§ **Extracted data**
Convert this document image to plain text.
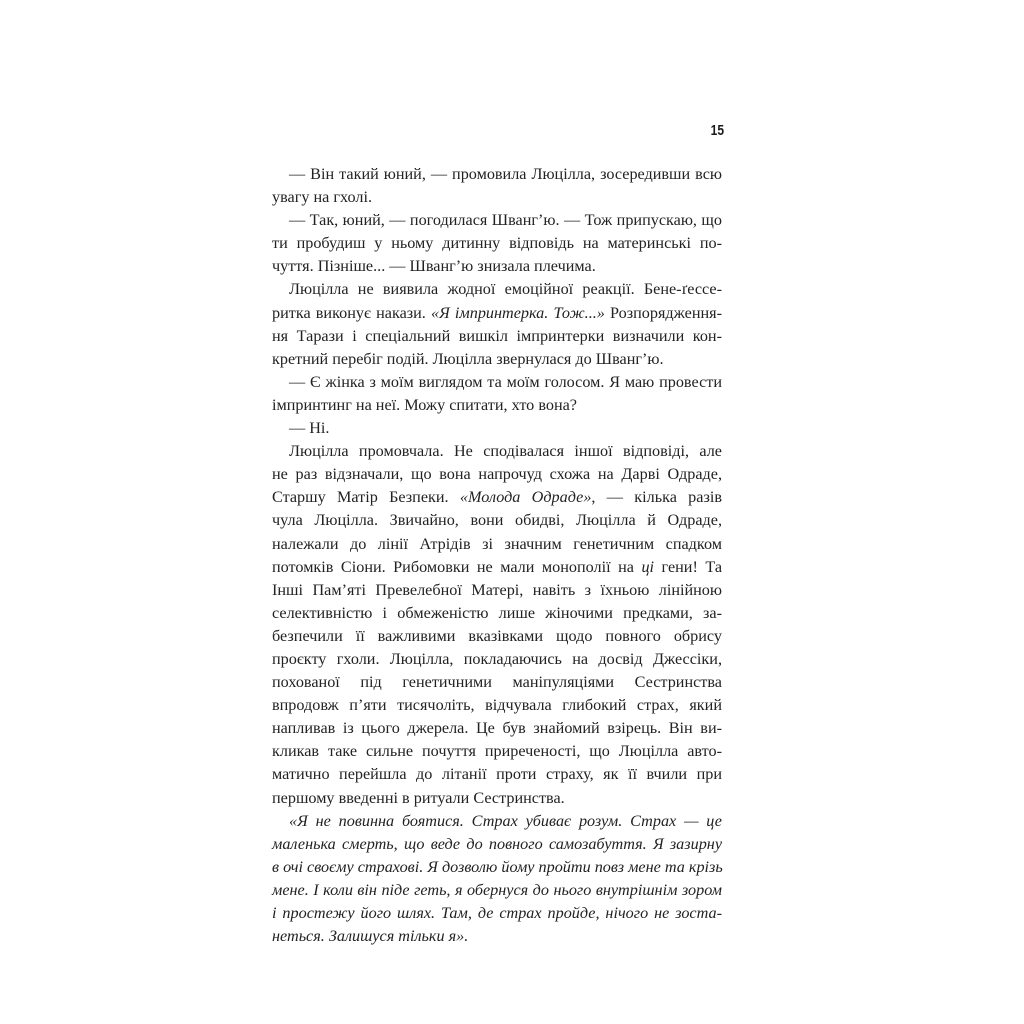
15
— Він такий юний, — промовила Люцілла, зосередивши всю
увагу на гхолі.
— Так, юний, — погодилася Шванг’ю. — Тож припускаю, що
ти пробудиш у ньому дитинну відповідь на материнські по-
чуття. Пізніше... — Шванг’ю знизала плечима.
Люцілла не виявила жодної емоційної реакції. Бене-ґессе-
ритка виконує накази. «Я імпринтерка. Тож...» Розпорядження-
ня Тарази і спеціальний вишкіл імпринтерки визначили кон-
кретний перебіг подій. Люцілла звернулася до Шванг’ю.
— Є жінка з моїм виглядом та моїм голосом. Я маю провести
імпринтинг на неї. Можу спитати, хто вона?
— Ні.
Люцілла промовчала. Не сподівалася іншої відповіді, але
не раз відзначали, що вона напрочуд схожа на Дарві Одраде,
Старшу Матір Безпеки. «Молода Одраде», — кілька разів
чула Люцілла. Звичайно, вони обидві, Люцілла й Одраде,
належали до лінії Атрідів зі значним генетичним спадком
потомків Сіони. Рибомовки не мали монополії на ці гени! Та
Інші Пам’яті Превелебної Матері, навіть з їхньою лінійною
селективністю і обмеженістю лише жіночими предками, за-
безпечили її важливими вказівками щодо повного обрису
проєкту гхоли. Люцілла, покладаючись на досвід Джессіки,
похованої під генетичними маніпуляціями Сестринства
впродовж п’яти тисячоліть, відчувала глибокий страх, який
напливав із цього джерела. Це був знайомий взірець. Він ви-
кликав таке сильне почуття приреченості, що Люцілла авто-
матично перейшла до літанії проти страху, як її вчили при
першому введенні в ритуали Сестринства.
«Я не повинна боятися. Страх убиває розум. Страх — це
маленька смерть, що веде до повного самозабуття. Я зазирну
в очі своєму страхові. Я дозволю йому пройти повз мене та крізь
мене. І коли він піде геть, я обернуся до нього внутрішнім зором
і простежу його шлях. Там, де страх пройде, нічого не зоста-
неться. Залишуся тільки я».
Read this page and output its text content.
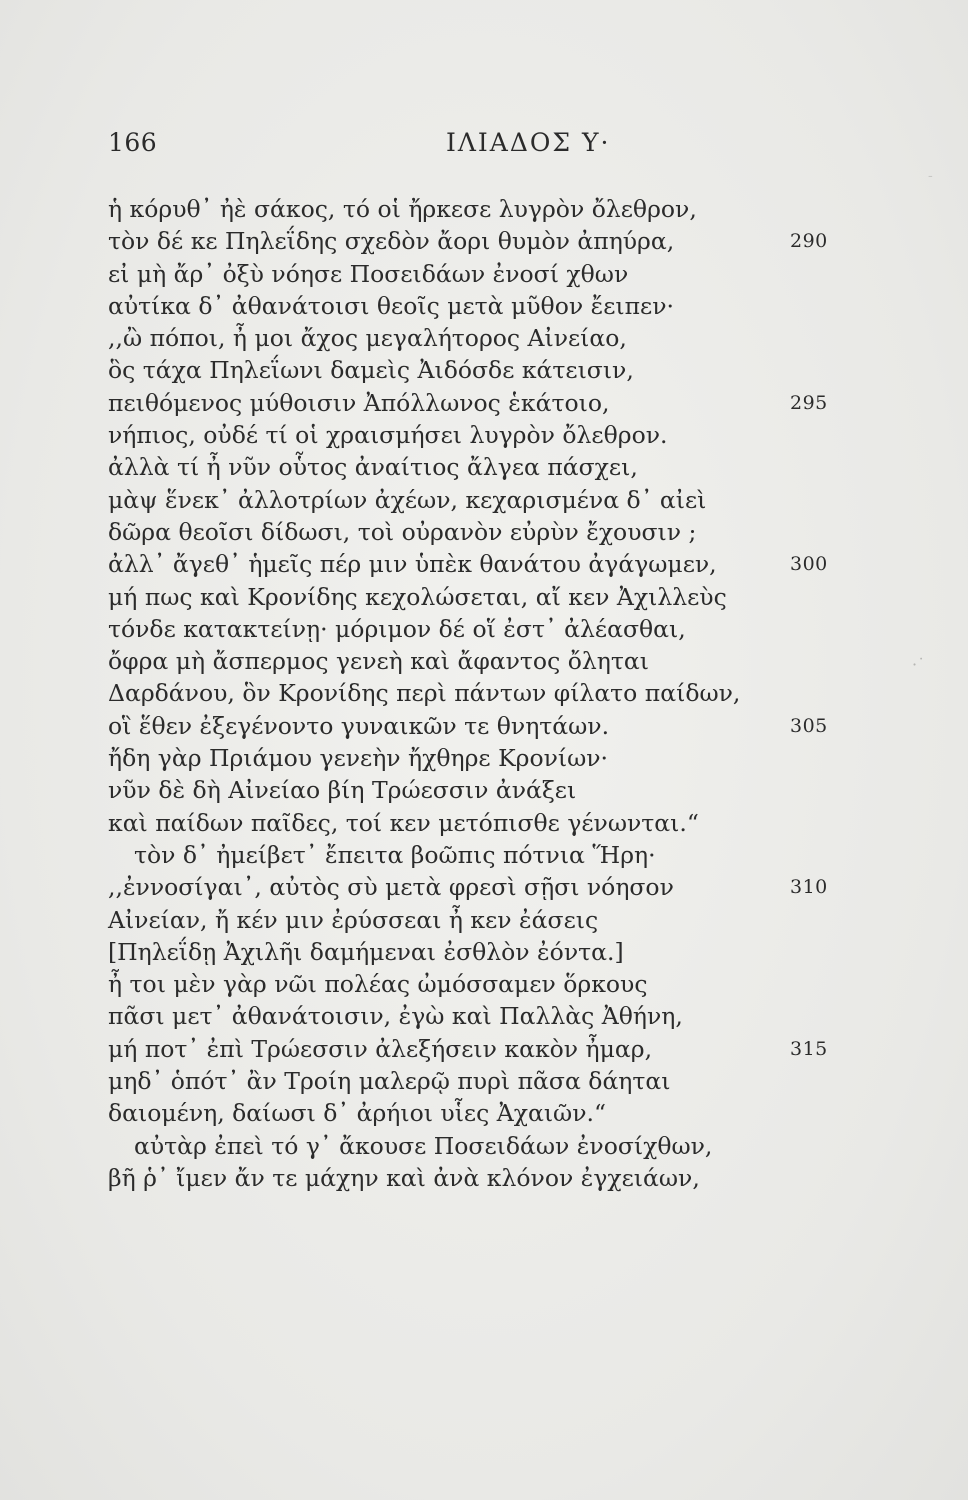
166	ΙΛΙΑΔΟΣ Υ·
ἡ κόρυθ᾽ ἠὲ σάκος, τό οἱ ἤρκεσε λυγρὸν ὄλεθρον,
τὸν δέ κε Πηλεΐδης σχεδὸν ἄορι θυμὸν ἀπηύρα,	290
εἰ μὴ ἄρ᾽ ὀξὺ νόησε Ποσειδάων ἐνοσί χθων
αὐτίκα δ᾽ ἀθανάτοισι θεοῖς μετὰ μῦθον ἔειπεν·
,,ὢ πόποι, ἦ μοι ἄχος μεγαλήτορος Αἰνείαο,
ὃς τάχα Πηλεΐωνι δαμεὶς Ἀιδόσδε κάτεισιν,
πειθόμενος μύθοισιν Ἀπόλλωνος ἑκάτοιο,	295
νήπιος, οὐδέ τί οἱ χραισμήσει λυγρὸν ὄλεθρον.
ἀλλὰ τί ἦ νῦν οὗτος ἀναίτιος ἄλγεα πάσχει,
μὰψ ἕνεκ᾽ ἀλλοτρίων ἀχέων, κεχαρισμένα δ᾽ αἰεὶ
δῶρα θεοῖσι δίδωσι, τοὶ οὐρανὸν εὐρὺν ἔχουσιν ;
ἀλλ᾽ ἄγεθ᾽ ἡμεῖς πέρ μιν ὑπὲκ θανάτου ἀγάγωμεν,	300
μή πως καὶ Κρονίδης κεχολώσεται, αἴ κεν Ἀχιλλεὺς
τόνδε κατακτείνῃ· μόριμον δέ οἵ ἐστ᾽ ἀλέασθαι,
ὄφρα μὴ ἄσπερμος γενεὴ καὶ ἄφαντος ὄληται
Δαρδάνου, ὃν Κρονίδης περὶ πάντων φίλατο παίδων,
οἳ ἕθεν ἐξεγένοντο γυναικῶν τε θνητάων.	305
ἤδη γὰρ Πριάμου γενεὴν ἤχθηρε Κρονίων·
νῦν δὲ δὴ Αἰνείαο βίη Τρώεσσιν ἀνάξει
καὶ παίδων παῖδες, τοί κεν μετόπισθε γένωνται.“
τὸν δ᾽ ἠμείβετ᾽ ἔπειτα βοῶπις πότνια Ἥρη·
,,ἐννοσίγαι᾽, αὐτὸς σὺ μετὰ φρεσὶ σῇσι νόησον	310
Αἰνείαν, ἤ κέν μιν ἐρύσσεαι ἦ κεν ἐάσεις
[Πηλεΐδῃ Ἀχιλῆι δαμήμεναι ἐσθλὸν ἐόντα.]
ἦ τοι μὲν γὰρ νῶι πολέας ὠμόσσαμεν ὅρκους
πᾶσι μετ᾽ ἀθανάτοισιν, ἐγὼ καὶ Παλλὰς Ἀθήνη,
μή ποτ᾽ ἐπὶ Τρώεσσιν ἀλεξήσειν κακὸν ἦμαρ,	315
μηδ᾽ ὁπότ᾽ ἂν Τροίη μαλερῷ πυρὶ πᾶσα δάηται
δαιομένη, δαίωσι δ᾽ ἀρήιοι υἷες Ἀχαιῶν.“
αὐτὰρ ἐπεὶ τό γ᾽ ἄκουσε Ποσειδάων ἐνοσίχθων,
βῆ ῥ᾽ ἴμεν ἄν τε μάχην καὶ ἀνὰ κλόνον ἐγχειάων,
-
·˙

§ **Goal**
Give the number of lines containing the word "παίδων". No other answer is needed.

§ **Complete answer**
2